** START Data supplied **

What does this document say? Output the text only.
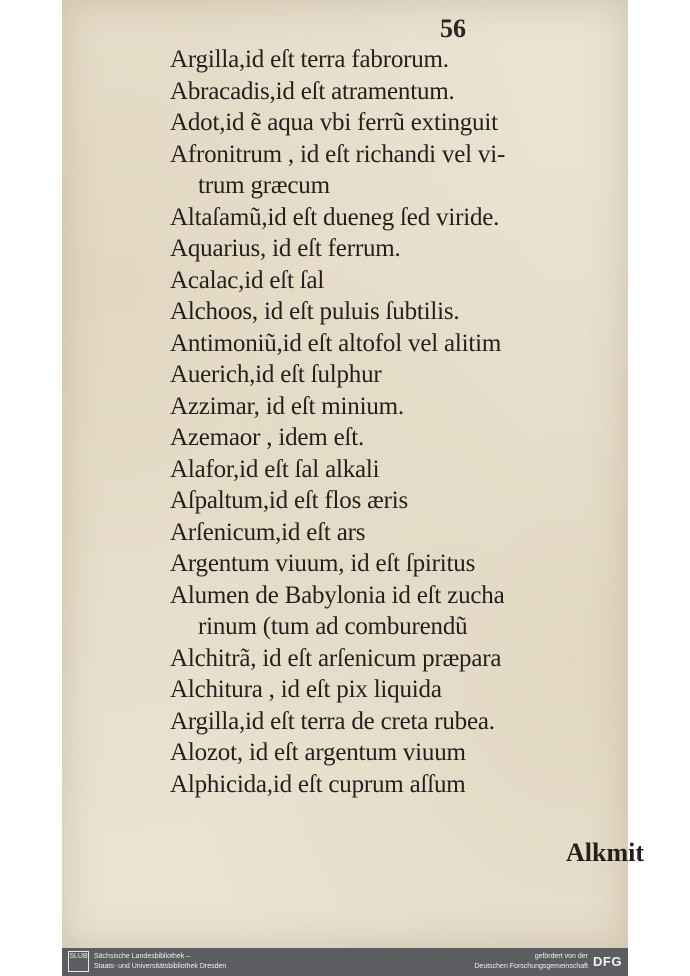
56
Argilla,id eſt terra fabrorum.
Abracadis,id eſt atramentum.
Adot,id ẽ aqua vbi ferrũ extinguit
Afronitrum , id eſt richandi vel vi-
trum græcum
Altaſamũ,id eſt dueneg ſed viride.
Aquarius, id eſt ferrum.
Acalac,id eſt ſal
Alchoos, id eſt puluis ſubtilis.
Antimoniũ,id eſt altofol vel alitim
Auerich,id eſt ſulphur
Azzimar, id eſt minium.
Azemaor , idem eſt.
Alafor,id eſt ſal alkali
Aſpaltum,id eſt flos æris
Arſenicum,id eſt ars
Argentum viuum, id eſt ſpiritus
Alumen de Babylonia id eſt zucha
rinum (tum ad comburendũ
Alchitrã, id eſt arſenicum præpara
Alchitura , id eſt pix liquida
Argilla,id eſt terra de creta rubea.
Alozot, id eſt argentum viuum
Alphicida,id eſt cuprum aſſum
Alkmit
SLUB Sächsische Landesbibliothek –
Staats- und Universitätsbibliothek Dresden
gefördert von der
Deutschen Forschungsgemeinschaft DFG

** END Data supplied **

### [Work instructions]
Reproduce the listing exactly. Leave its pictures out.

### [Exercise answer]
What does this document say? Output the text only.
56
Argilla,id eſt terra fabrorum.
Abracadis,id eſt atramentum.
Adot,id ẽ aqua vbi ferrũ extinguit
Afronitrum , id eſt richandi vel vi-
trum græcum
Altaſamũ,id eſt dueneg ſed viride.
Aquarius, id eſt ferrum.
Acalac,id eſt ſal
Alchoos, id eſt puluis ſubtilis.
Antimoniũ,id eſt altofol vel alitim
Auerich,id eſt ſulphur
Azzimar, id eſt minium.
Azemaor , idem eſt.
Alafor,id eſt ſal alkali
Aſpaltum,id eſt flos æris
Arſenicum,id eſt ars
Argentum viuum, id eſt ſpiritus
Alumen de Babylonia id eſt zucha
rinum (tum ad comburendũ
Alchitrã, id eſt arſenicum præpara
Alchitura , id eſt pix liquida
Argilla,id eſt terra de creta rubea.
Alozot, id eſt argentum viuum
Alphicida,id eſt cuprum aſſum
Alkmit
SLUB Sächsische Landesbibliothek –
Staats- und Universitätsbibliothek Dresden
gefördert von der
Deutschen Forschungsgemeinschaft DFG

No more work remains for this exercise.